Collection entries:
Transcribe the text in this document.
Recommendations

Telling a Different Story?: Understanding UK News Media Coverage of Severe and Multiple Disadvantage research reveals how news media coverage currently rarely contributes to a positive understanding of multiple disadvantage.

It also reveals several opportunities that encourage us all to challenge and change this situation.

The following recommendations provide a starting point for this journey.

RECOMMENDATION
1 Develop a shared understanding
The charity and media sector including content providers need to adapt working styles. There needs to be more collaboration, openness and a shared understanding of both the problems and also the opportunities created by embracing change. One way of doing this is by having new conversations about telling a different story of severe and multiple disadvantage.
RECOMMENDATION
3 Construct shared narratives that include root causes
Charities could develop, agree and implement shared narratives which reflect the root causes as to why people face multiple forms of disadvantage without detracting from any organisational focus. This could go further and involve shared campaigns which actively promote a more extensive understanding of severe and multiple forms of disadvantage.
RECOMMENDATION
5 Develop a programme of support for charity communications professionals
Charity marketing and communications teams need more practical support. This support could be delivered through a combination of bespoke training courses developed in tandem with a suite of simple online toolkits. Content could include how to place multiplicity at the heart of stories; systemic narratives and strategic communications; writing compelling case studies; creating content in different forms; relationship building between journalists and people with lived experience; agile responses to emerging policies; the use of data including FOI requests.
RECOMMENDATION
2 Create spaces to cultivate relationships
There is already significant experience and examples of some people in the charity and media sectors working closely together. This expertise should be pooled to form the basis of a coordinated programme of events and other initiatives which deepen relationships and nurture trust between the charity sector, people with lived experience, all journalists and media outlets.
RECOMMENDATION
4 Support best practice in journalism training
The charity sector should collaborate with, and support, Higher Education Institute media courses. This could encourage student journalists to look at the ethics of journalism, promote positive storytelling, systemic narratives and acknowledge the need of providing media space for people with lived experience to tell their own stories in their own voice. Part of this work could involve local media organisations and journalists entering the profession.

- Task to carry out:
Reproduce the data in full, exactly as presented.

- The answer:
Transcribe the text in this document.
Recommendations

Telling a Different Story?: Understanding UK News Media Coverage of Severe and Multiple Disadvantage research reveals how news media coverage currently rarely contributes to a positive understanding of multiple disadvantage.

It also reveals several opportunities that encourage us all to challenge and change this situation.

The following recommendations provide a starting point for this journey.

RECOMMENDATION
1 Develop a shared understanding
The charity and media sector including content providers need to adapt working styles. There needs to be more collaboration, openness and a shared understanding of both the problems and also the opportunities created by embracing change. One way of doing this is by having new conversations about telling a different story of severe and multiple disadvantage.
RECOMMENDATION
3 Construct shared narratives that include root causes
Charities could develop, agree and implement shared narratives which reflect the root causes as to why people face multiple forms of disadvantage without detracting from any organisational focus. This could go further and involve shared campaigns which actively promote a more extensive understanding of severe and multiple forms of disadvantage.
RECOMMENDATION
5 Develop a programme of support for charity communications professionals
Charity marketing and communications teams need more practical support. This support could be delivered through a combination of bespoke training courses developed in tandem with a suite of simple online toolkits. Content could include how to place multiplicity at the heart of stories; systemic narratives and strategic communications; writing compelling case studies; creating content in different forms; relationship building between journalists and people with lived experience; agile responses to emerging policies; the use of data including FOI requests.
RECOMMENDATION
2 Create spaces to cultivate relationships
There is already significant experience and examples of some people in the charity and media sectors working closely together. This expertise should be pooled to form the basis of a coordinated programme of events and other initiatives which deepen relationships and nurture trust between the charity sector, people with lived experience, all journalists and media outlets.
RECOMMENDATION
4 Support best practice in journalism training
The charity sector should collaborate with, and support, Higher Education Institute media courses. This could encourage student journalists to look at the ethics of journalism, promote positive storytelling, systemic narratives and acknowledge the need of providing media space for people with lived experience to tell their own stories in their own voice. Part of this work could involve local media organisations and journalists entering the profession.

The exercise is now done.